PROVIDED RECORDS:
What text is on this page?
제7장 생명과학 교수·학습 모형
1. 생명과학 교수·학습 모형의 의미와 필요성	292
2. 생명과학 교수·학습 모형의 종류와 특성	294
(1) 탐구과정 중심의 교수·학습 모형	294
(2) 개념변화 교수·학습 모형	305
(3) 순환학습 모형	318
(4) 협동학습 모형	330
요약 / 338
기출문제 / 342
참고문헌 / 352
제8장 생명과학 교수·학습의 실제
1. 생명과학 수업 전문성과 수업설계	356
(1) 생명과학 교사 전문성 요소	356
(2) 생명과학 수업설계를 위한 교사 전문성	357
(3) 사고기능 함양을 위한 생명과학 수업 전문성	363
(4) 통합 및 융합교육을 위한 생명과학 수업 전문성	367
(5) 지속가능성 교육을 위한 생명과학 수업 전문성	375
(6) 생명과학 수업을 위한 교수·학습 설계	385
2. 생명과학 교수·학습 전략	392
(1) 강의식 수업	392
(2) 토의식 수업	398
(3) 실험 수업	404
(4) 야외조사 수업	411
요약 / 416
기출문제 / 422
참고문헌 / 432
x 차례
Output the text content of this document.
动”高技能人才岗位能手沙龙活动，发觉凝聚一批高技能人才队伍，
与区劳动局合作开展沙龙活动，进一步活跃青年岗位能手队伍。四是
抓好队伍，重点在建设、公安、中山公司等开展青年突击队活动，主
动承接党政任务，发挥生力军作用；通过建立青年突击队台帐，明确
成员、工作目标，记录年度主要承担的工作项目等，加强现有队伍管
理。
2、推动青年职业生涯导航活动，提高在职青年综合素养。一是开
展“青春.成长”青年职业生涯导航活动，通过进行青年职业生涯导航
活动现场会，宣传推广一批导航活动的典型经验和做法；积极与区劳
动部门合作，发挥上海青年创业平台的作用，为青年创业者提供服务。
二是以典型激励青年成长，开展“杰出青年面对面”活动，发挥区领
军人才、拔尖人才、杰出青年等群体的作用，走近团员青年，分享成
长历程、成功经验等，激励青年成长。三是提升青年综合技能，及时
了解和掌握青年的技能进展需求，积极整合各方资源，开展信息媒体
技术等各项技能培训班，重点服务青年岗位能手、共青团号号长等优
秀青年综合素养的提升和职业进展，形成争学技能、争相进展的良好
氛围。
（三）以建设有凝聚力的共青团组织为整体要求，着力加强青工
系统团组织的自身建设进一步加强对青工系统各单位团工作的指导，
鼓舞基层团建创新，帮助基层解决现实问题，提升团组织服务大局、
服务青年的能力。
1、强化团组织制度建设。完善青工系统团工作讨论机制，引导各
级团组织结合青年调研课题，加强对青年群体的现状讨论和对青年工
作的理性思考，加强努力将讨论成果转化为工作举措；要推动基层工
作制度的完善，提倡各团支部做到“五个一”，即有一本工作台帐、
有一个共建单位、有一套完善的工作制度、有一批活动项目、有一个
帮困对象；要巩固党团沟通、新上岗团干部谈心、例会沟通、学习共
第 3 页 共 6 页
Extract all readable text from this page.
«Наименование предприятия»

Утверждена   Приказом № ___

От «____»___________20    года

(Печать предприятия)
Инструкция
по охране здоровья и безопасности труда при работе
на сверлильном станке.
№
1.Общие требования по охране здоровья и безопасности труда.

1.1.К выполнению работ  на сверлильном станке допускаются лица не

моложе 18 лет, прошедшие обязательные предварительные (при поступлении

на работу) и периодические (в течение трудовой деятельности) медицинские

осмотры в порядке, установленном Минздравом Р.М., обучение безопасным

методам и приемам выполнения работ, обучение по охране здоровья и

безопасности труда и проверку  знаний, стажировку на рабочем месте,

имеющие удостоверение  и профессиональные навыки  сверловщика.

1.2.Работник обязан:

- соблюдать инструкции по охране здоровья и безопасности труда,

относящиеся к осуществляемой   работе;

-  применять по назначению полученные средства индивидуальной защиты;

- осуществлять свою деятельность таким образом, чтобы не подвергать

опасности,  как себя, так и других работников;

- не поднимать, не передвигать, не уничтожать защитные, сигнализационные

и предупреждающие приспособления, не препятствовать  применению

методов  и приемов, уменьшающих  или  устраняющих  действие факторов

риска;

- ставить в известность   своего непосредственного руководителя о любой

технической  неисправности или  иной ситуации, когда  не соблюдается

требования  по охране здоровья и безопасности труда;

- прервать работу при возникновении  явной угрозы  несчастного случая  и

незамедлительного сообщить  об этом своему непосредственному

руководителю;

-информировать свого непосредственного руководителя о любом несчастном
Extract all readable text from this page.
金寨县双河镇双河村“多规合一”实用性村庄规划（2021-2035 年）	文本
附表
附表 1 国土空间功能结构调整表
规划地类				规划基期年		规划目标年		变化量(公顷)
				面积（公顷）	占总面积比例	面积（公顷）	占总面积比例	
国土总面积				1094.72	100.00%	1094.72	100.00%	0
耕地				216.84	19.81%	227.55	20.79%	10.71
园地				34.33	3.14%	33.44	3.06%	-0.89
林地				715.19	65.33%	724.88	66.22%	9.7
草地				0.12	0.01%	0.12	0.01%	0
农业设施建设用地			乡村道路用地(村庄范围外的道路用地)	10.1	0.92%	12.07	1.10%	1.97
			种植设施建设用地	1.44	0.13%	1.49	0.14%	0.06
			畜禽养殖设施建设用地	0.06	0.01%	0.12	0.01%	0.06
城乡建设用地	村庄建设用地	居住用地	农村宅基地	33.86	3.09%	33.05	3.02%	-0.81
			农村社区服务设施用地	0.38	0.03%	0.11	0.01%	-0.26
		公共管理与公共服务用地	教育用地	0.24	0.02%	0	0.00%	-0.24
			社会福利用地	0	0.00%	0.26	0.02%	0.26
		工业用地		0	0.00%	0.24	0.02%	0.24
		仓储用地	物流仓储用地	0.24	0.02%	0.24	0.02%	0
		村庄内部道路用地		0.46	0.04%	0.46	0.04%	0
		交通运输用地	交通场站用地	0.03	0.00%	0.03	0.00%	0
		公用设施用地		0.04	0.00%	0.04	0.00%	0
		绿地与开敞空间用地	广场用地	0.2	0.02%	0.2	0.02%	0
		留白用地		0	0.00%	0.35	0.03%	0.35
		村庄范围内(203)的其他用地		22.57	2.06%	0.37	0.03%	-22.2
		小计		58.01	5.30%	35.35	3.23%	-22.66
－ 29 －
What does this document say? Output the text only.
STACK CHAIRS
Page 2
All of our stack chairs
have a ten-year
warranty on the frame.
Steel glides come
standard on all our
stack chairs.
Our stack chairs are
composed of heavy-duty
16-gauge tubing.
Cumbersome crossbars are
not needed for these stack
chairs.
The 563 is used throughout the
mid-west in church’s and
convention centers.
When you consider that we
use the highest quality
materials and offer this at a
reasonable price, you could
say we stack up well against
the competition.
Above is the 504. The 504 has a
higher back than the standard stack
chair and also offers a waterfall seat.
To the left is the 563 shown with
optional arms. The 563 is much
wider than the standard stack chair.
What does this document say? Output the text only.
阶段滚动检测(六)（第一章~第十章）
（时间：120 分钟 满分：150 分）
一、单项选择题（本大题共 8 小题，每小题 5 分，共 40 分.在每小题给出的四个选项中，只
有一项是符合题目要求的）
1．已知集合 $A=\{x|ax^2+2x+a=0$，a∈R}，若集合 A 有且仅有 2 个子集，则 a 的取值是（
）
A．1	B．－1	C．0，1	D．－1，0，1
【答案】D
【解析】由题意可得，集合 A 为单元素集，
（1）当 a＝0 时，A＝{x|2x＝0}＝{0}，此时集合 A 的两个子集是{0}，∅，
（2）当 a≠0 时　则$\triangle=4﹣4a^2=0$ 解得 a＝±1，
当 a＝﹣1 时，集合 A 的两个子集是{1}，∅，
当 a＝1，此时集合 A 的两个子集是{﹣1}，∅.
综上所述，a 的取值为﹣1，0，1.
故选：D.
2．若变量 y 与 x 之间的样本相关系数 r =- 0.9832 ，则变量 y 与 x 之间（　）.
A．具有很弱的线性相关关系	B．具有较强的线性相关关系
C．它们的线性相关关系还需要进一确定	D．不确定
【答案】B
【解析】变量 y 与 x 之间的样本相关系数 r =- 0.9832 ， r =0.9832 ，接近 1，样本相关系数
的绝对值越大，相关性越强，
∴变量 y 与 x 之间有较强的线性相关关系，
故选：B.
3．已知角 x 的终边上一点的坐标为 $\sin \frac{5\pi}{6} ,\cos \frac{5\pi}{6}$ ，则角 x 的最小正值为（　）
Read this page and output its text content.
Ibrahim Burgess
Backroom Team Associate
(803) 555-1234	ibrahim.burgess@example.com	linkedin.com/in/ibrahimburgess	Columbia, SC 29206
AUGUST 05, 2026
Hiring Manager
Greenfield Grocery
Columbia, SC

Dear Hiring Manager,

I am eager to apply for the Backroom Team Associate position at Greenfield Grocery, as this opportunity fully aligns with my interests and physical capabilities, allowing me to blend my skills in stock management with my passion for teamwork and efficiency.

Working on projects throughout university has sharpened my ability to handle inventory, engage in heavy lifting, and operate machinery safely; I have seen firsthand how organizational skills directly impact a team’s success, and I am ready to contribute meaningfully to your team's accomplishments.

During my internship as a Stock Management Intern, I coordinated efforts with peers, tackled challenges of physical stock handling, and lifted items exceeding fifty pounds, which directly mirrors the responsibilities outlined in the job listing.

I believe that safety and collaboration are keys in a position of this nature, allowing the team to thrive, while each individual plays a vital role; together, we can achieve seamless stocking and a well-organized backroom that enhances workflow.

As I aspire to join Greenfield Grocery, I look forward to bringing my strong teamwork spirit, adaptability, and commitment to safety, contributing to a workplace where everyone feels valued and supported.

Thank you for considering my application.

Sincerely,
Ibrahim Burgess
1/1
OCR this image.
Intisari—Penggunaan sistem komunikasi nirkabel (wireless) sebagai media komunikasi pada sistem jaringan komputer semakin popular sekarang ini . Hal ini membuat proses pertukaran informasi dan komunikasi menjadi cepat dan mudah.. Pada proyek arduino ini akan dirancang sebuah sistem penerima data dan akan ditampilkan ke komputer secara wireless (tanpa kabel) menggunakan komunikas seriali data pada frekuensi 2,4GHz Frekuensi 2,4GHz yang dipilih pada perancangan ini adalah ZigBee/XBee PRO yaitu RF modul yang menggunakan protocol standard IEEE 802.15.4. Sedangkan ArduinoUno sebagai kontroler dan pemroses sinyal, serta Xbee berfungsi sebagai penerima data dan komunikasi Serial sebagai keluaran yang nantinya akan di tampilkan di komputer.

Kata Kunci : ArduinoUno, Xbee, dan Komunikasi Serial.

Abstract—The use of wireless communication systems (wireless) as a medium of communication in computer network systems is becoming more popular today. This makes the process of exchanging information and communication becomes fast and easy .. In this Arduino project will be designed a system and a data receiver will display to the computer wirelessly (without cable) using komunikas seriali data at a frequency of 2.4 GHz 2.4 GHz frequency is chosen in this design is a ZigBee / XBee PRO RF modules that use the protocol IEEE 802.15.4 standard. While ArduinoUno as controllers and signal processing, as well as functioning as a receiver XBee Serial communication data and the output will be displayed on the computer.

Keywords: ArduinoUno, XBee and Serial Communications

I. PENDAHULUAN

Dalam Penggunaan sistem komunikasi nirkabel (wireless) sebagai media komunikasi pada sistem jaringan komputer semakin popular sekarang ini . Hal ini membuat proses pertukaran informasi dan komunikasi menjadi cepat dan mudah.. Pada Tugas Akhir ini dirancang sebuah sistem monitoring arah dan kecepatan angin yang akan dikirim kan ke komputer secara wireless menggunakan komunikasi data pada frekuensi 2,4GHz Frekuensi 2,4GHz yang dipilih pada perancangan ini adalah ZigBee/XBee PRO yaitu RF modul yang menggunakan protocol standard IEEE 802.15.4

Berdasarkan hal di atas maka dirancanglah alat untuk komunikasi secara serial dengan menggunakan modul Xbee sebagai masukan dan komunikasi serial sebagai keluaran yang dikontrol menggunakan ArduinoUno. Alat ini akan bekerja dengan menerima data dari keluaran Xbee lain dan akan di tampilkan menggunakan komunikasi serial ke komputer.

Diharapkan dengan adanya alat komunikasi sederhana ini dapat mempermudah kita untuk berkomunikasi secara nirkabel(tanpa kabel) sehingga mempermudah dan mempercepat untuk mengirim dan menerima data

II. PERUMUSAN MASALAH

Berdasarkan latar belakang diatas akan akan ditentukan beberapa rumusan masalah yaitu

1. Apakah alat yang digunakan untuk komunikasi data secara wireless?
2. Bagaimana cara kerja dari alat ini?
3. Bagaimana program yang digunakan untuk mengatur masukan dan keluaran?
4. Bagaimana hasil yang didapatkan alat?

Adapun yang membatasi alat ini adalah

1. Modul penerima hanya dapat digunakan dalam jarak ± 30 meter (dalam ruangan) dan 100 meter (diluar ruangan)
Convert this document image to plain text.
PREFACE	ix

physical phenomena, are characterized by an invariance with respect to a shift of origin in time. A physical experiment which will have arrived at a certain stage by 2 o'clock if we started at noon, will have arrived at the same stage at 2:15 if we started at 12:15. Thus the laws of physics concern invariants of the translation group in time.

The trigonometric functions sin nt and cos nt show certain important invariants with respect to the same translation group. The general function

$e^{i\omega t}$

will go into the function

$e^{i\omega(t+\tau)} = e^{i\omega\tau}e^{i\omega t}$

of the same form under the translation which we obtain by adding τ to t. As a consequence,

THE TASK: Using the listing above, list every line in which the string "Grocery" occurs.

RESPONSE TO THIS EXERCISE:
Greenfield Grocery
I am eager to apply for the Backroom Team Associate position at Greenfield Grocery, as this opportunity fully aligns with my interests and physical capabilities, allowing me to blend my skills in stock management with my passion for teamwork and efficiency.
As I aspire to join Greenfield Grocery, I look forward to bringing my strong teamwork spirit, adaptability, and commitment to safety, contributing to a workplace where everyone feels valued and supported.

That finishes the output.